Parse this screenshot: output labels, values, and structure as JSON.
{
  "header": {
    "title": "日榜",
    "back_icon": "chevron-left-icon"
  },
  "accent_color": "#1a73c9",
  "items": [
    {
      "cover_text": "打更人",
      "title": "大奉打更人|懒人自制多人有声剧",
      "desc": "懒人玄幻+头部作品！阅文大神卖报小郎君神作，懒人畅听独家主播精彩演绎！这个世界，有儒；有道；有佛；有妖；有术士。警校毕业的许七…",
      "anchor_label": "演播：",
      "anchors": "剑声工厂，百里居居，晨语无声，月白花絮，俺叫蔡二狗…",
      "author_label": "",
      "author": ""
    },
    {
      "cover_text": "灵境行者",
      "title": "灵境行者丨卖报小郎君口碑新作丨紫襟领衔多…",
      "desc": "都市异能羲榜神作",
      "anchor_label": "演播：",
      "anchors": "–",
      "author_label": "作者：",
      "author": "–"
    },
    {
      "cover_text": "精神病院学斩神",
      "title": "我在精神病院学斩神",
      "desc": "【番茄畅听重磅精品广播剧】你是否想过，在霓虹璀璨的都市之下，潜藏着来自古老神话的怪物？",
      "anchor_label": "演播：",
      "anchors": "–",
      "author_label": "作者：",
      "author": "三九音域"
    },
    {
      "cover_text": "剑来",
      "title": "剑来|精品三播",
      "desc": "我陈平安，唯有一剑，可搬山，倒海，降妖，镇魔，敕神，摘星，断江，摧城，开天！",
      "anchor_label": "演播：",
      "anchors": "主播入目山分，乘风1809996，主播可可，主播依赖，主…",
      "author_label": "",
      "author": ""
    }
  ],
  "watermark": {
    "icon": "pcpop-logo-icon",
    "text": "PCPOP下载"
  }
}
--*--
PROBLEM
Return each entry from above without altering a single character.

OUTPUT OF THE EXERCISE
Parse this screenshot: output labels, values, and structure as JSON.
{
  "header": {
    "title": "日榜",
    "back_icon": "chevron-left-icon"
  },
  "accent_color": "#1a73c9",
  "items": [
    {
      "cover_text": "打更人",
      "title": "大奉打更人|懒人自制多人有声剧",
      "desc": "懒人玄幻+头部作品！阅文大神卖报小郎君神作，懒人畅听独家主播精彩演绎！这个世界，有儒；有道；有佛；有妖；有术士。警校毕业的许七…",
      "anchor_label": "演播：",
      "anchors": "剑声工厂，百里居居，晨语无声，月白花絮，俺叫蔡二狗…",
      "author_label": "",
      "author": ""
    },
    {
      "cover_text": "灵境行者",
      "title": "灵境行者丨卖报小郎君口碑新作丨紫襟领衔多…",
      "desc": "都市异能羲榜神作",
      "anchor_label": "演播：",
      "anchors": "–",
      "author_label": "作者：",
      "author": "–"
    },
    {
      "cover_text": "精神病院学斩神",
      "title": "我在精神病院学斩神",
      "desc": "【番茄畅听重磅精品广播剧】你是否想过，在霓虹璀璨的都市之下，潜藏着来自古老神话的怪物？",
      "anchor_label": "演播：",
      "anchors": "–",
      "author_label": "作者：",
      "author": "三九音域"
    },
    {
      "cover_text": "剑来",
      "title": "剑来|精品三播",
      "desc": "我陈平安，唯有一剑，可搬山，倒海，降妖，镇魔，敕神，摘星，断江，摧城，开天！",
      "anchor_label": "演播：",
      "anchors": "主播入目山分，乘风1809996，主播可可，主播依赖，主…",
      "author_label": "",
      "author": ""
    }
  ],
  "watermark": {
    "icon": "pcpop-logo-icon",
    "text": "PCPOP下载"
  }
}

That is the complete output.